> **SHORT PROBLEM**: Rewrite the lines below as a Markdown table with two columns, Row and Line, putting a row number in the first and the line in the second. Leave out blank lines and the pictures.

> **Box annotation records**:

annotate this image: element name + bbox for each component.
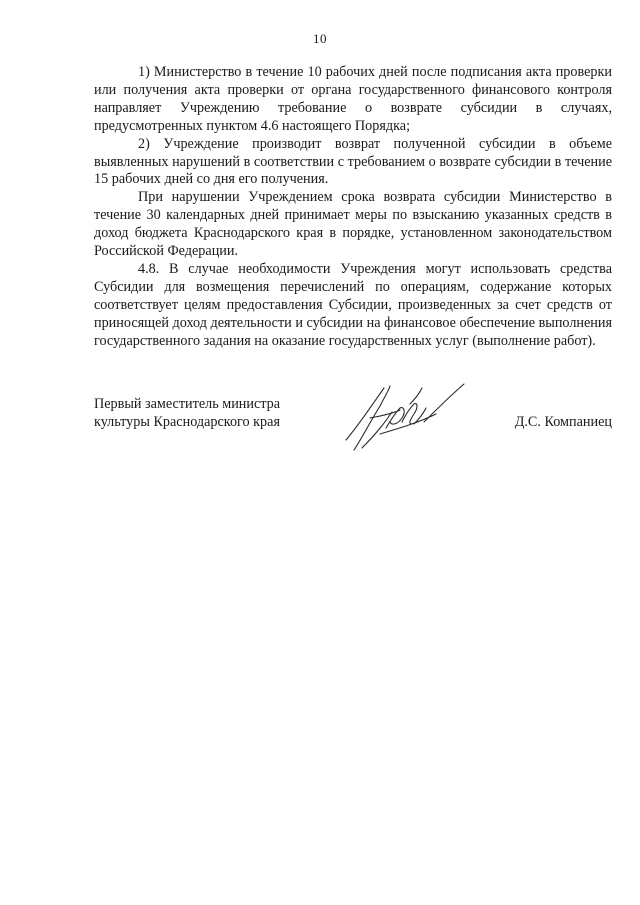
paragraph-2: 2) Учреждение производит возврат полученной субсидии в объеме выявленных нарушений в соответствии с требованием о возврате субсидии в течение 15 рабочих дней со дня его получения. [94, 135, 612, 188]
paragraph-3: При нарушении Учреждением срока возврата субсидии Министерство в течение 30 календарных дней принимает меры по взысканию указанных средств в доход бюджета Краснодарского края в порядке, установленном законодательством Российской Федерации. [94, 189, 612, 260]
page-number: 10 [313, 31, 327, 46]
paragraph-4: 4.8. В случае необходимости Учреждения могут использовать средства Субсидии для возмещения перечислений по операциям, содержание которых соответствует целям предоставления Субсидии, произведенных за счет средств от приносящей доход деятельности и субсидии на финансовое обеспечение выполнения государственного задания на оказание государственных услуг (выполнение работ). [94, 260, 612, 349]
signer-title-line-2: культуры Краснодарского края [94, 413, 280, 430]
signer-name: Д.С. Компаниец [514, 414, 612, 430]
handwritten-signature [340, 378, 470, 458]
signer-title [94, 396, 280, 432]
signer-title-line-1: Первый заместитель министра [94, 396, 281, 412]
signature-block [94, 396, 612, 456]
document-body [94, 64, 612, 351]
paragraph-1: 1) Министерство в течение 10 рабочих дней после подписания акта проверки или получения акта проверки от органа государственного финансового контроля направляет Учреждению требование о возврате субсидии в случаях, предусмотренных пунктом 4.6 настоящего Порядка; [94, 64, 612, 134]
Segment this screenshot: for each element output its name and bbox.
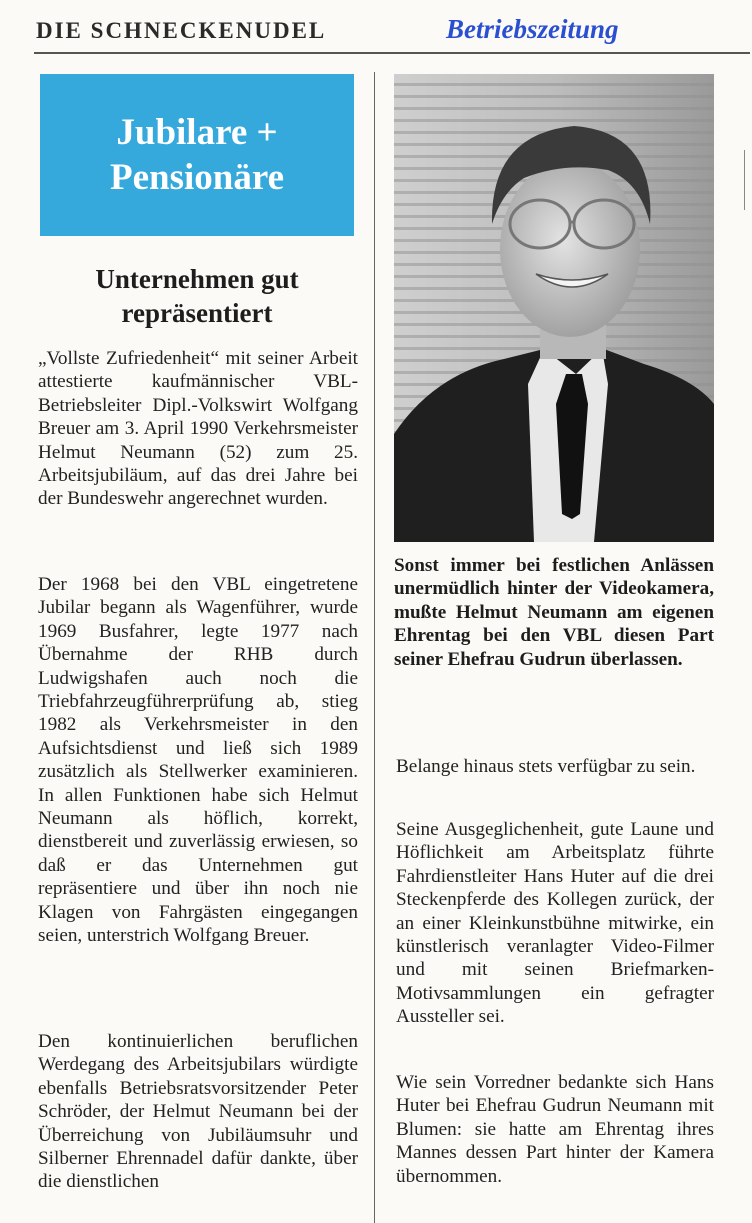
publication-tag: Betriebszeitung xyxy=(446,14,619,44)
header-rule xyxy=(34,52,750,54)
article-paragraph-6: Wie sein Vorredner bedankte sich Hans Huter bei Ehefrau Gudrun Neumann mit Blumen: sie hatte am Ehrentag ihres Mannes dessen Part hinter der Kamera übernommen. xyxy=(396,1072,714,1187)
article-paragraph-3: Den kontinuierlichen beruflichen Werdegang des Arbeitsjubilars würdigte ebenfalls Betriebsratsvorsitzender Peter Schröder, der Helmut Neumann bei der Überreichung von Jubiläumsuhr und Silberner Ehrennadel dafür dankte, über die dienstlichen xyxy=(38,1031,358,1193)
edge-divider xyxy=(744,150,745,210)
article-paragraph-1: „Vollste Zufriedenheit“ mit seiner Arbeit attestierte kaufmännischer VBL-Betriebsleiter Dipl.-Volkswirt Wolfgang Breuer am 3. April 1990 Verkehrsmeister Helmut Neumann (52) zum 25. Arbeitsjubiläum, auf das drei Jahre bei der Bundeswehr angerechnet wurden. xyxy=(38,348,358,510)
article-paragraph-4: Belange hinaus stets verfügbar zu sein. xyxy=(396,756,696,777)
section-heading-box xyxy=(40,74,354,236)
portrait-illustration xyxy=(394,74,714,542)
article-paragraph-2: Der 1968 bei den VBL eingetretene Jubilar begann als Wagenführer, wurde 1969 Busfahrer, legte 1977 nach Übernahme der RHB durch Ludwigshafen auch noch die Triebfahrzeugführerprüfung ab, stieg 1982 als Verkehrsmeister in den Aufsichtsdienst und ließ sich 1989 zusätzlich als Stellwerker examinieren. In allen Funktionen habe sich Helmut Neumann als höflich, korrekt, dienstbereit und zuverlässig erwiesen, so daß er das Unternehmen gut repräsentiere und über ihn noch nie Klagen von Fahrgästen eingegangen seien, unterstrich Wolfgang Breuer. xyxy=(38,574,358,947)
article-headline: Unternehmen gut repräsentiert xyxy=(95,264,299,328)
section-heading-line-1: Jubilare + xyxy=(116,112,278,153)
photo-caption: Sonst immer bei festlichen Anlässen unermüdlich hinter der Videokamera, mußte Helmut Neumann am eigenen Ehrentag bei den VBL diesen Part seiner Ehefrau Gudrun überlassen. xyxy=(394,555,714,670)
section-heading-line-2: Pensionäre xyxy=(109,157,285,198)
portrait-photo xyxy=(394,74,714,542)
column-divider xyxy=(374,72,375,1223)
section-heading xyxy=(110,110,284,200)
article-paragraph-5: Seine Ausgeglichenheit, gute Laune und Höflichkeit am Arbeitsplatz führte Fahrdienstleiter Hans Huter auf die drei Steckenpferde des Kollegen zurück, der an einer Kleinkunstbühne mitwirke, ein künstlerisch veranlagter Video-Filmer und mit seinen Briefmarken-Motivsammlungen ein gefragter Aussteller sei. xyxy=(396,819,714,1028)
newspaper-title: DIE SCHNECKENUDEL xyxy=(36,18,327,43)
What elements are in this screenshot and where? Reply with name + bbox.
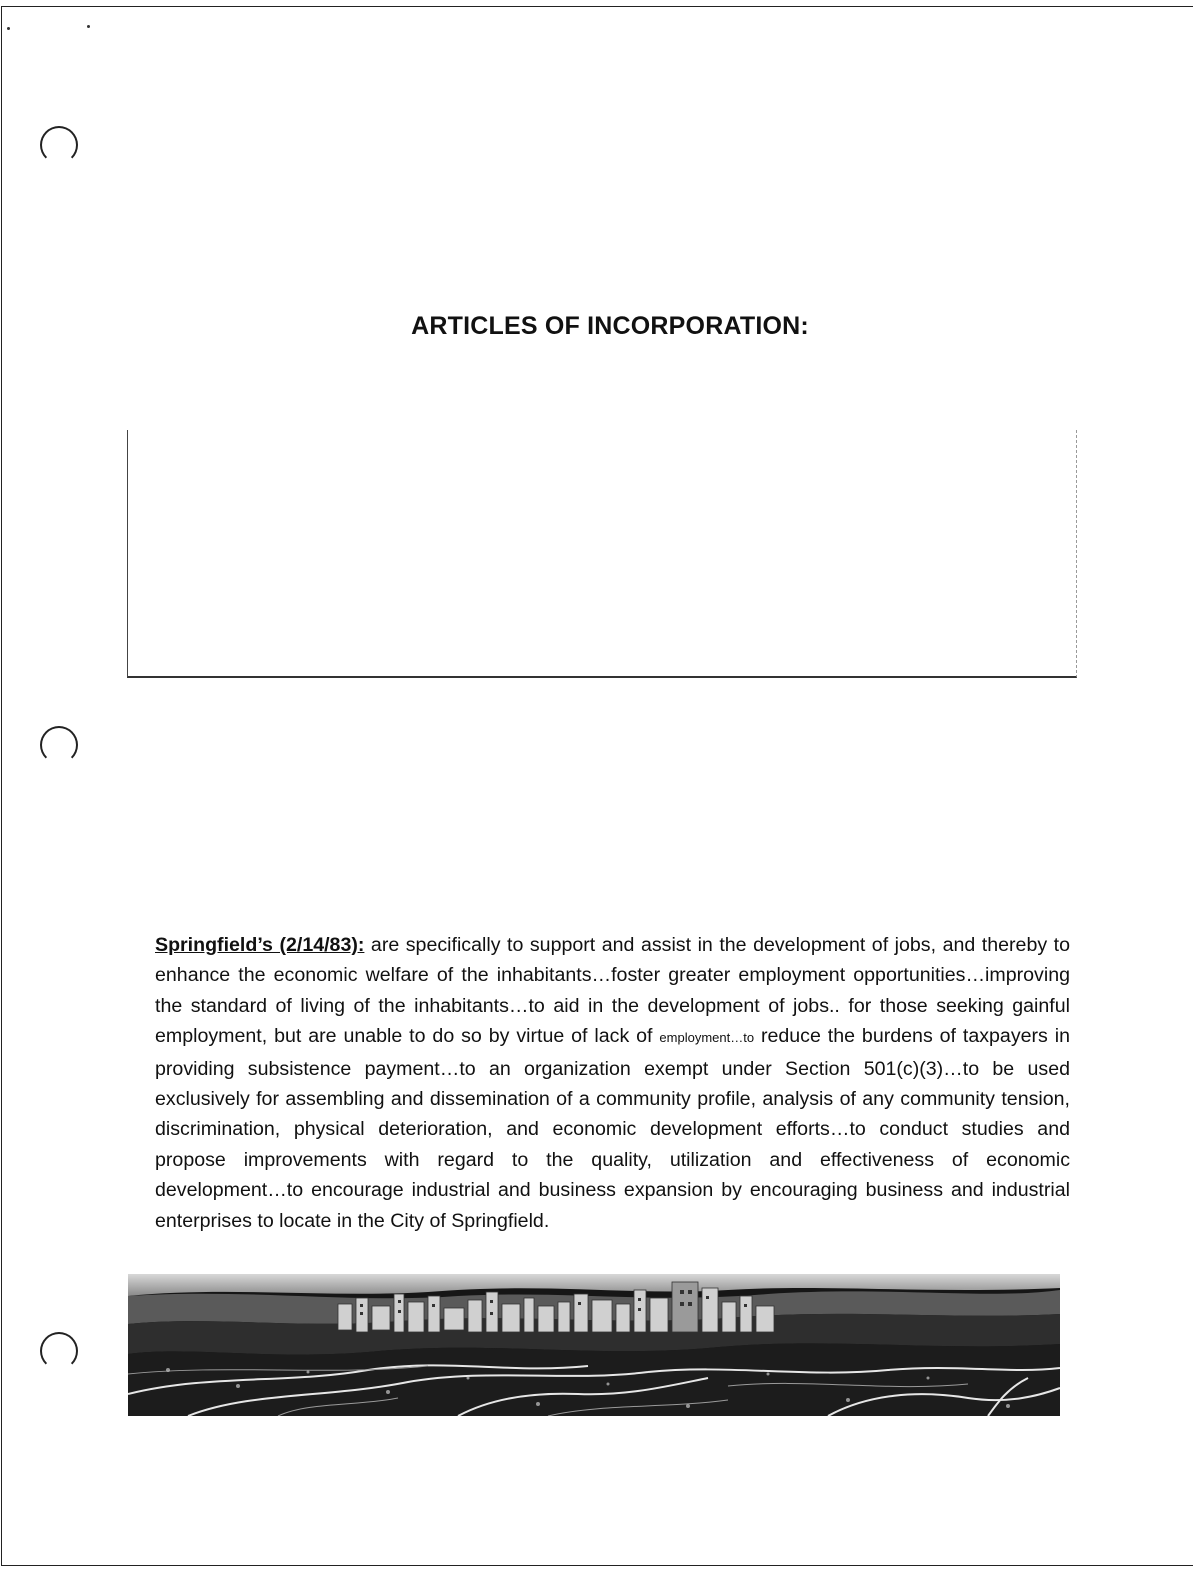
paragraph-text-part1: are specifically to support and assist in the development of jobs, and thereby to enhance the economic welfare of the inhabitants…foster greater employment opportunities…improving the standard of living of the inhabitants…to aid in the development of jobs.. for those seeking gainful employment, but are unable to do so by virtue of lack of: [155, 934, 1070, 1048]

> **RESPONSE**:
| Row | Line |
|---|---|
| 1 | annotate this image: element name + bbox for each component. |
| 2 | paragraph-2: 2) Учреждение производит возврат полученной субсидии в объеме выявленных нарушений в соответствии с требованием о возврате субсидии в течение 15 рабочих дней со дня его получения. [94, 135, 612, 188] |
| 3 | paragraph-3: При нарушении Учреждением срока возврата субсидии Министерство в течение 30 календарных дней принимает меры по взысканию указанных средств в доход бюджета Краснодарского края в порядке, установленном законодательством Российской Федерации. [94, 189, 612, 260] |
| 4 | page-number: 10 [313, 31, 327, 46] |
| 5 | paragraph-4: 4.8. В случае необходимости Учреждения могут использовать средства Субсидии для возмещения перечислений по операциям, содержание которых соответствует целям предоставления Субсидии, произведенных за счет средств от приносящей доход деятельности и субсидии на финансовое обеспечение выполнения государственного задания на оказание государственных услуг (выполнение работ). [94, 260, 612, 349] |
| 6 | signer-title-line-2: культуры Краснодарского края [94, 413, 280, 430] |
| 7 | signer-name: Д.С. Компаниец [514, 414, 612, 430] |
| 8 | handwritten-signature [340, 378, 470, 458] |
| 9 | signer-title [94, 396, 280, 432] |
| 10 | signer-title-line-1: Первый заместитель министра [94, 396, 281, 412] |
| 11 | signature-block [94, 396, 612, 456] |
| 12 | document-body [94, 64, 612, 351] |
| 13 | paragraph-1: 1) Министерство в течение 10 рабочих дней после подписания акта проверки или получения акта проверки от органа государственного финансового контроля направляет Учреждению требование о возврате субсидии в случаях, предусмотренных пунктом 4.6 настоящего Порядка; [94, 64, 612, 134] |
| 14 | Segment this screenshot: for each element output its name and bbox. |
| 15 | publication-tag: Betriebszeitung xyxy=(446,14,619,44) |
| 16 | header-rule xyxy=(34,52,750,54) |
| 17 | article-paragraph-6: Wie sein Vorredner bedankte sich Hans Huter bei Ehefrau Gudrun Neumann mit Blumen: sie hatte am Ehrentag ihres Mannes dessen Part hinter der Kamera übernommen. xyxy=(396,1072,714,1187) |
| 18 | article-paragraph-3: Den kontinuierlichen beruflichen Werdegang des Arbeitsjubilars würdigte ebenfalls Betriebsratsvorsitzender Peter Schröder, der Helmut Neumann bei der Überreichung von Jubiläumsuhr und Silberner Ehrennadel dafür dankte, über die dienstlichen xyxy=(38,1031,358,1193) |
| 19 | edge-divider xyxy=(744,150,745,210) |
| 20 | article-paragraph-1: „Vollste Zufriedenheit“ mit seiner Arbeit attestierte kaufmännischer VBL-Betriebsleiter Dipl.-Volkswirt Wolfgang Breuer am 3. April 1990 Verkehrsmeister Helmut Neumann (52) zum 25. Arbeitsjubiläum, auf das drei Jahre bei der Bundeswehr angerechnet wurden. xyxy=(38,348,358,510) |
| 21 | article-paragraph-4: Belange hinaus stets verfügbar zu sein. xyxy=(396,756,696,777) |
| 22 | section-heading-box xyxy=(40,74,354,236) |
| 23 | portrait-illustration xyxy=(394,74,714,542) |
| 24 | article-paragraph-2: Der 1968 bei den VBL eingetretene Jubilar begann als Wagenführer, wurde 1969 Busfahrer, legte 1977 nach Übernahme der RHB durch Ludwigshafen auch noch die Triebfahrzeugführerprüfung ab, stieg 1982 als Verkehrsmeister in den Aufsichtsdienst und ließ sich 1989 zusätzlich als Stellwerker examinieren. In allen Funktionen habe sich Helmut Neumann als höflich, korrekt, dienstbereit und zuverlässig erwiesen, so daß er das Unternehmen gut repräsentiere und über ihn noch nie Klagen von Fahrgästen eingegangen seien, unterstrich Wolfgang Breuer. xyxy=(38,574,358,947) |
| 25 | article-headline: Unternehmen gut repräsentiert xyxy=(95,264,299,328) |
| 26 | section-heading-line-1: Jubilare + xyxy=(116,112,278,153) |
| 27 | photo-caption: Sonst immer bei festlichen Anlässen unermüdlich hinter der Videokamera, mußte Helmut Neumann am eigenen Ehrentag bei den VBL diesen Part seiner Ehefrau Gudrun überlassen. xyxy=(394,555,714,670) |
| 28 | section-heading-line-2: Pensionäre xyxy=(109,157,285,198) |
| 29 | portrait-photo xyxy=(394,74,714,542) |
| 30 | column-divider xyxy=(374,72,375,1223) |
| 31 | section-heading xyxy=(110,110,284,200) |
| 32 | article-paragraph-5: Seine Ausgeglichenheit, gute Laune und Höflichkeit am Arbeitsplatz führte Fahrdienstleiter Hans Huter auf die drei Steckenpferde des Kollegen zurück, der an einer Kleinkunstbühne mitwirke, ein künstlerisch veranlagter Video-Filmer und mit seinen Briefmarken-Motivsammlungen ein gefragter Aussteller sei. xyxy=(396,819,714,1028) |
| 33 | newspaper-title: DIE SCHNECKENUDEL xyxy=(36,18,327,43) |
| 34 | What elements are in this screenshot and where? Reply with name + bbox. |
| 35 | paragraph-text-part1: are specifically to support and assist in the development of jobs, and thereby to enhance the economic welfare of the inhabitants…foster greater employment opportunities…improving the standard of living of the inhabitants…to aid in the development of jobs.. for those seeking gainful employment, but are unable to do so by virtue of lack of: [155, 934, 1070, 1048] |